(begin)
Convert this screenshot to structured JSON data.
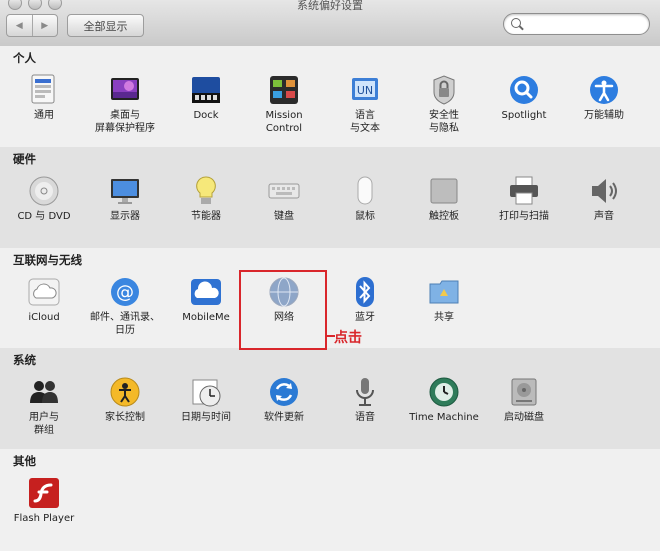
{
  "window": {
    "title": "系统偏好设置",
    "back_label": "◀",
    "forward_label": "▶",
    "show_all": "全部显示",
    "search_value": "",
    "search_placeholder": ""
  },
  "sections": [
    {
      "title": "个人",
      "items": [
        {
          "label": "通用",
          "icon": "general-icon"
        },
        {
          "label": "桌面与\n屏幕保护程序",
          "icon": "desktop-screensaver-icon"
        },
        {
          "label": "Dock",
          "icon": "dock-icon"
        },
        {
          "label": "Mission\nControl",
          "icon": "mission-control-icon"
        },
        {
          "label": "语言\n与文本",
          "icon": "language-text-icon"
        },
        {
          "label": "安全性\n与隐私",
          "icon": "security-privacy-icon"
        },
        {
          "label": "Spotlight",
          "icon": "spotlight-icon"
        },
        {
          "label": "万能辅助",
          "icon": "universal-access-icon"
        }
      ]
    },
    {
      "title": "硬件",
      "items": [
        {
          "label": "CD 与 DVD",
          "icon": "cd-dvd-icon"
        },
        {
          "label": "显示器",
          "icon": "displays-icon"
        },
        {
          "label": "节能器",
          "icon": "energy-saver-icon"
        },
        {
          "label": "键盘",
          "icon": "keyboard-icon"
        },
        {
          "label": "鼠标",
          "icon": "mouse-icon"
        },
        {
          "label": "触控板",
          "icon": "trackpad-icon"
        },
        {
          "label": "打印与扫描",
          "icon": "print-scan-icon"
        },
        {
          "label": "声音",
          "icon": "sound-icon"
        }
      ]
    },
    {
      "title": "互联网与无线",
      "items": [
        {
          "label": "iCloud",
          "icon": "icloud-icon"
        },
        {
          "label": "邮件、通讯录、\n日历",
          "icon": "mail-contacts-calendars-icon"
        },
        {
          "label": "MobileMe",
          "icon": "mobileme-icon"
        },
        {
          "label": "网络",
          "icon": "network-icon"
        },
        {
          "label": "蓝牙",
          "icon": "bluetooth-icon"
        },
        {
          "label": "共享",
          "icon": "sharing-icon"
        }
      ]
    },
    {
      "title": "系统",
      "items": [
        {
          "label": "用户与\n群组",
          "icon": "users-groups-icon"
        },
        {
          "label": "家长控制",
          "icon": "parental-controls-icon"
        },
        {
          "label": "日期与时间",
          "icon": "date-time-icon"
        },
        {
          "label": "软件更新",
          "icon": "software-update-icon"
        },
        {
          "label": "语音",
          "icon": "speech-icon"
        },
        {
          "label": "Time Machine",
          "icon": "time-machine-icon"
        },
        {
          "label": "启动磁盘",
          "icon": "startup-disk-icon"
        }
      ]
    },
    {
      "title": "其他",
      "items": [
        {
          "label": "Flash Player",
          "icon": "flash-player-icon"
        }
      ]
    }
  ],
  "annotation": {
    "text": "点击"
  }
}
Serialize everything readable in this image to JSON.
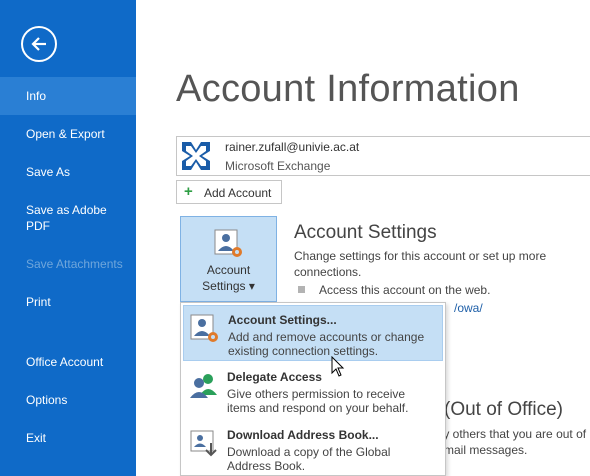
{
  "sidebar": {
    "items": [
      {
        "label": "Info"
      },
      {
        "label": "Open & Export"
      },
      {
        "label": "Save As"
      },
      {
        "label": "Save as Adobe PDF"
      },
      {
        "label": "Save Attachments"
      },
      {
        "label": "Print"
      },
      {
        "label": "Office Account"
      },
      {
        "label": "Options"
      },
      {
        "label": "Exit"
      }
    ],
    "active": "Info",
    "disabled": "Save Attachments"
  },
  "main": {
    "title": "Account Information",
    "account": {
      "email": "rainer.zufall@univie.ac.at",
      "type": "Microsoft Exchange",
      "icon": "exchange-icon"
    },
    "add_account_label": "Add Account",
    "settings_button": {
      "label_line1": "Account",
      "label_line2": "Settings ▾"
    },
    "account_settings": {
      "title": "Account Settings",
      "description": "Change settings for this account or set up more connections.",
      "bullet": "Access this account on the web.",
      "link_fragment": "/owa/"
    },
    "out_of_office": {
      "title": "(Out of Office)",
      "line1": "fy others that you are out of",
      "line2": "-mail messages."
    }
  },
  "dropdown": {
    "items": [
      {
        "title": "Account Settings...",
        "description": "Add and remove accounts or change existing connection settings.",
        "icon": "account-settings-icon"
      },
      {
        "title": "Delegate Access",
        "description": "Give others permission to receive items and respond on your behalf.",
        "icon": "delegate-people-icon"
      },
      {
        "title": "Download Address Book...",
        "description": "Download a copy of the Global Address Book.",
        "icon": "address-book-icon"
      }
    ]
  },
  "colors": {
    "sidebar_bg": "#0f6ac8",
    "sidebar_active": "#2a7fd4",
    "highlight": "#c5dff5",
    "link": "#1e5fa8"
  }
}
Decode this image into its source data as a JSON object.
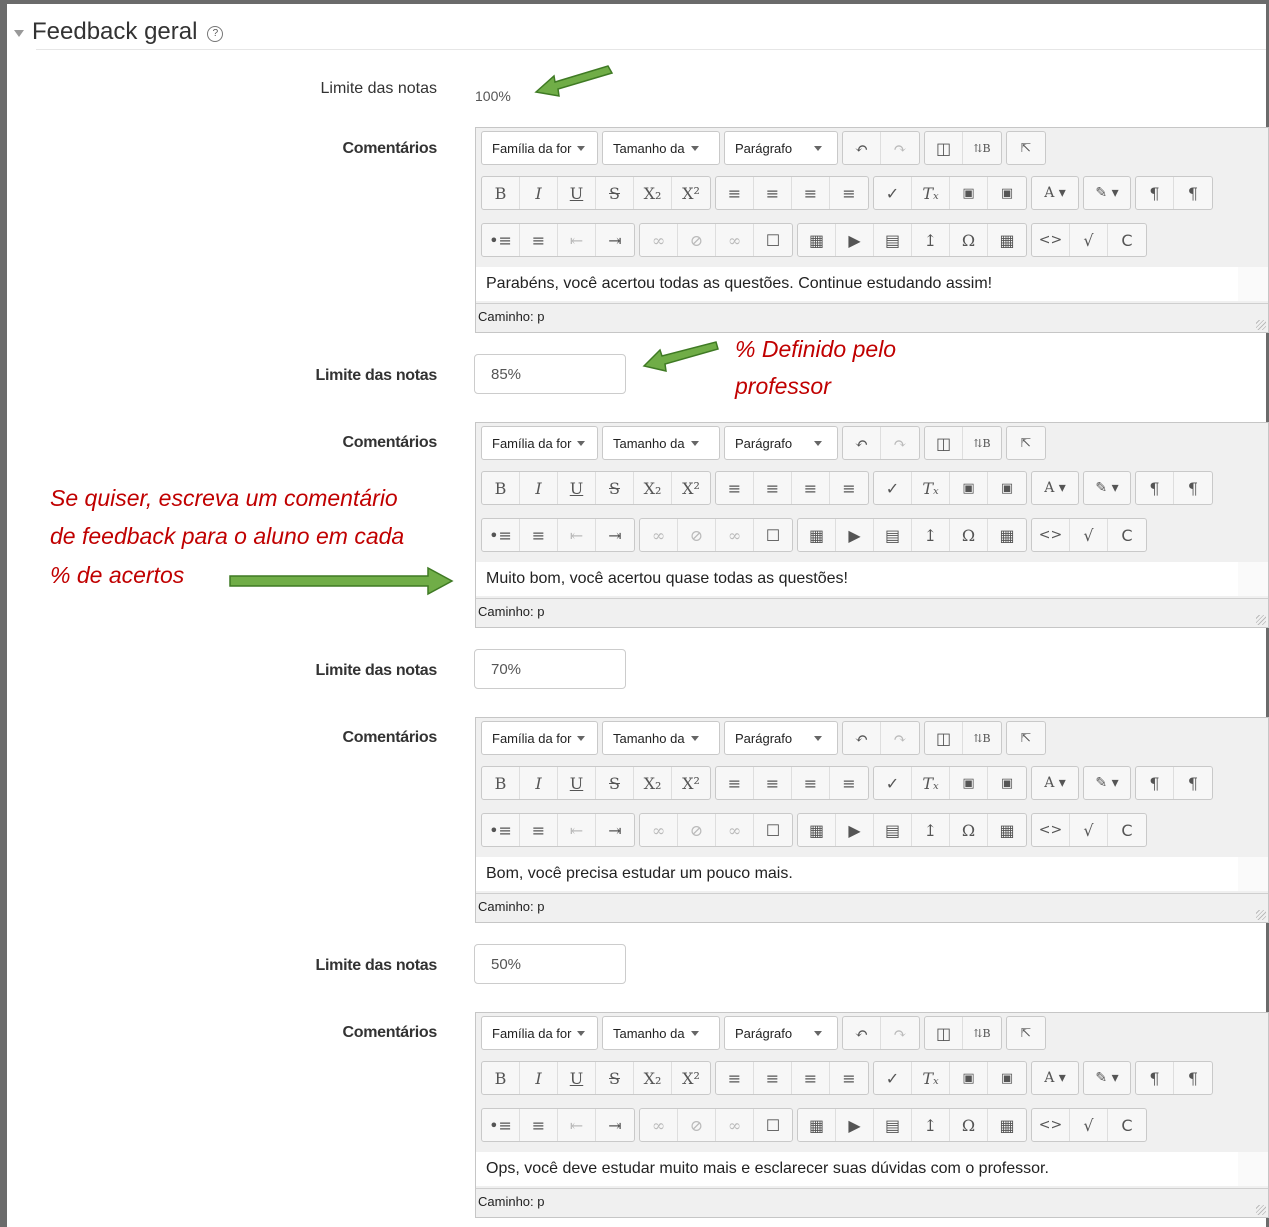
{
  "section": {
    "title": "Feedback geral",
    "help_icon": "question-circle-icon"
  },
  "labels": {
    "grade_limit": "Limite das notas",
    "comments": "Comentários"
  },
  "first_limit": "100%",
  "editor": {
    "font_family": "Família da for",
    "font_size": "Tamanho da",
    "block_format": "Parágrafo",
    "path": "Caminho: p"
  },
  "feedback": [
    {
      "limit": "100%",
      "comment": "Parabéns, você acertou todas as questões. Continue estudando assim!"
    },
    {
      "limit": "85%",
      "comment": "Muito bom, você acertou quase todas as questões!"
    },
    {
      "limit": "70%",
      "comment": "Bom, você precisa estudar um pouco mais."
    },
    {
      "limit": "50%",
      "comment": "Ops, você deve estudar muito mais e esclarecer suas dúvidas com o professor."
    }
  ],
  "annotations": {
    "teacher_note_1": "% Definido pelo",
    "teacher_note_2": "professor",
    "feedback_note_1": "Se quiser, escreva um comentário",
    "feedback_note_2": "de feedback para o aluno em cada",
    "feedback_note_3": "% de acertos",
    "arrow_color": "#70ad47",
    "text_color": "#c00000"
  }
}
(end)
Repeat verbatim all the material, but not the pictures.

Convert this screenshot to structured JSON data.
{
  "window": {
    "title": "系统偏好设置",
    "back_label": "◀",
    "forward_label": "▶",
    "show_all": "全部显示",
    "search_value": "",
    "search_placeholder": ""
  },
  "sections": [
    {
      "title": "个人",
      "items": [
        {
          "label": "通用",
          "icon": "general-icon"
        },
        {
          "label": "桌面与\n屏幕保护程序",
          "icon": "desktop-screensaver-icon"
        },
        {
          "label": "Dock",
          "icon": "dock-icon"
        },
        {
          "label": "Mission\nControl",
          "icon": "mission-control-icon"
        },
        {
          "label": "语言\n与文本",
          "icon": "language-text-icon"
        },
        {
          "label": "安全性\n与隐私",
          "icon": "security-privacy-icon"
        },
        {
          "label": "Spotlight",
          "icon": "spotlight-icon"
        },
        {
          "label": "万能辅助",
          "icon": "universal-access-icon"
        }
      ]
    },
    {
      "title": "硬件",
      "items": [
        {
          "label": "CD 与 DVD",
          "icon": "cd-dvd-icon"
        },
        {
          "label": "显示器",
          "icon": "displays-icon"
        },
        {
          "label": "节能器",
          "icon": "energy-saver-icon"
        },
        {
          "label": "键盘",
          "icon": "keyboard-icon"
        },
        {
          "label": "鼠标",
          "icon": "mouse-icon"
        },
        {
          "label": "触控板",
          "icon": "trackpad-icon"
        },
        {
          "label": "打印与扫描",
          "icon": "print-scan-icon"
        },
        {
          "label": "声音",
          "icon": "sound-icon"
        }
      ]
    },
    {
      "title": "互联网与无线",
      "items": [
        {
          "label": "iCloud",
          "icon": "icloud-icon"
        },
        {
          "label": "邮件、通讯录、\n日历",
          "icon": "mail-contacts-calendars-icon"
        },
        {
          "label": "MobileMe",
          "icon": "mobileme-icon"
        },
        {
          "label": "网络",
          "icon": "network-icon"
        },
        {
          "label": "蓝牙",
          "icon": "bluetooth-icon"
        },
        {
          "label": "共享",
          "icon": "sharing-icon"
        }
      ]
    },
    {
      "title": "系统",
      "items": [
        {
          "label": "用户与\n群组",
          "icon": "users-groups-icon"
        },
        {
          "label": "家长控制",
          "icon": "parental-controls-icon"
        },
        {
          "label": "日期与时间",
          "icon": "date-time-icon"
        },
        {
          "label": "软件更新",
          "icon": "software-update-icon"
        },
        {
          "label": "语音",
          "icon": "speech-icon"
        },
        {
          "label": "Time Machine",
          "icon": "time-machine-icon"
        },
        {
          "label": "启动磁盘",
          "icon": "startup-disk-icon"
        }
      ]
    },
    {
      "title": "其他",
      "items": [
        {
          "label": "Flash Player",
          "icon": "flash-player-icon"
        }
      ]
    }
  ],
  "annotation": {
    "text": "点击"
  }
}
Serialize everything readable in this image to JSON.
{
  "sidebar": {
    "items": [
      {
        "label": "Info"
      },
      {
        "label": "Open & Export"
      },
      {
        "label": "Save As"
      },
      {
        "label": "Save as Adobe PDF"
      },
      {
        "label": "Save Attachments"
      },
      {
        "label": "Print"
      },
      {
        "label": "Office Account"
      },
      {
        "label": "Options"
      },
      {
        "label": "Exit"
      }
    ],
    "active": "Info",
    "disabled": "Save Attachments"
  },
  "main": {
    "title": "Account Information",
    "account": {
      "email": "rainer.zufall@univie.ac.at",
      "type": "Microsoft Exchange",
      "icon": "exchange-icon"
    },
    "add_account_label": "Add Account",
    "settings_button": {
      "label_line1": "Account",
      "label_line2": "Settings ▾"
    },
    "account_settings": {
      "title": "Account Settings",
      "description": "Change settings for this account or set up more connections.",
      "bullet": "Access this account on the web.",
      "link_fragment": "/owa/"
    },
    "out_of_office": {
      "title": "(Out of Office)",
      "line1": "fy others that you are out of",
      "line2": "-mail messages."
    }
  },
  "dropdown": {
    "items": [
      {
        "title": "Account Settings...",
        "description": "Add and remove accounts or change existing connection settings.",
        "icon": "account-settings-icon"
      },
      {
        "title": "Delegate Access",
        "description": "Give others permission to receive items and respond on your behalf.",
        "icon": "delegate-people-icon"
      },
      {
        "title": "Download Address Book...",
        "description": "Download a copy of the Global Address Book.",
        "icon": "address-book-icon"
      }
    ]
  },
  "colors": {
    "sidebar_bg": "#0f6ac8",
    "sidebar_active": "#2a7fd4",
    "highlight": "#c5dff5",
    "link": "#1e5fa8"
  }
}
Decode this image into its source data as a JSON object.
{
  "section": {
    "title": "Feedback geral",
    "help_icon": "question-circle-icon"
  },
  "labels": {
    "grade_limit": "Limite das notas",
    "comments": "Comentários"
  },
  "first_limit": "100%",
  "editor": {
    "font_family": "Família da for",
    "font_size": "Tamanho da",
    "block_format": "Parágrafo",
    "path": "Caminho: p"
  },
  "feedback": [
    {
      "limit": "100%",
      "comment": "Parabéns, você acertou todas as questões. Continue estudando assim!"
    },
    {
      "limit": "85%",
      "comment": "Muito bom, você acertou quase todas as questões!"
    },
    {
      "limit": "70%",
      "comment": "Bom, você precisa estudar um pouco mais."
    },
    {
      "limit": "50%",
      "comment": "Ops, você deve estudar muito mais e esclarecer suas dúvidas com o professor."
    }
  ],
  "annotations": {
    "teacher_note_1": "% Definido pelo",
    "teacher_note_2": "professor",
    "feedback_note_1": "Se quiser, escreva um comentário",
    "feedback_note_2": "de feedback para o aluno em cada",
    "feedback_note_3": "% de acertos",
    "arrow_color": "#70ad47",
    "text_color": "#c00000"
  }
}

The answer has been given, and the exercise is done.